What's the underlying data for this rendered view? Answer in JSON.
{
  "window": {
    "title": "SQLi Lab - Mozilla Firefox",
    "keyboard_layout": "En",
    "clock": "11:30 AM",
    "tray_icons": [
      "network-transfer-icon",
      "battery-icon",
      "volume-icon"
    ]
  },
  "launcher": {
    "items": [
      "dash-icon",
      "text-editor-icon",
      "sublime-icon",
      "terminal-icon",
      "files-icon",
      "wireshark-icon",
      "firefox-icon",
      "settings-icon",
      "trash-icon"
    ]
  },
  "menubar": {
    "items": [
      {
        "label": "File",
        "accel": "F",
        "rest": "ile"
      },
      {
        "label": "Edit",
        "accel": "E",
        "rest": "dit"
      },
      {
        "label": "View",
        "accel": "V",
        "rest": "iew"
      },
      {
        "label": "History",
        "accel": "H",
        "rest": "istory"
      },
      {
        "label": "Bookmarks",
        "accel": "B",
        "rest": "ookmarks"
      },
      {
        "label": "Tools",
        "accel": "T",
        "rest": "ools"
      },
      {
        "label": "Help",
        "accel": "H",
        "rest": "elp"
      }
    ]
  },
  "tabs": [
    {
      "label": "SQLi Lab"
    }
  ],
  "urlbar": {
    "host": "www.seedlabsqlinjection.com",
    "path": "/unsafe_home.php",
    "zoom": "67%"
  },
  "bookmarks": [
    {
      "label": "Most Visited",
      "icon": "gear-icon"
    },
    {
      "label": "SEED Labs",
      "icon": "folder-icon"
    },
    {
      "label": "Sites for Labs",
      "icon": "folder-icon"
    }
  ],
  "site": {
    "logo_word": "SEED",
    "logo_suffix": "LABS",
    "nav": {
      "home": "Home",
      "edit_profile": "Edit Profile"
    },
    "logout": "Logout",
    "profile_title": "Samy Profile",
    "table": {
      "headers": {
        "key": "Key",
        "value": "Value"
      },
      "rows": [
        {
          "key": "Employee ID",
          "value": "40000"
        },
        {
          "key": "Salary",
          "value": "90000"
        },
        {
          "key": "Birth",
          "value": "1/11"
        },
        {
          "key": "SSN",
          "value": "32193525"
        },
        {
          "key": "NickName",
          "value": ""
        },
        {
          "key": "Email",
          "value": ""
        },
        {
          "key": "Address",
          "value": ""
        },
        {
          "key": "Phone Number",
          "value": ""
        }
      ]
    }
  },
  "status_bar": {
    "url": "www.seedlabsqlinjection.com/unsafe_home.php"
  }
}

=== Exercise instructions ===
Search the material above for "accel". Pull out each line where it shows up.

=== Solution for this problem ===
        "accel": "F",
        "accel": "E",
        "accel": "V",
        "accel": "H",
        "accel": "B",
        "accel": "T",
        "accel": "H",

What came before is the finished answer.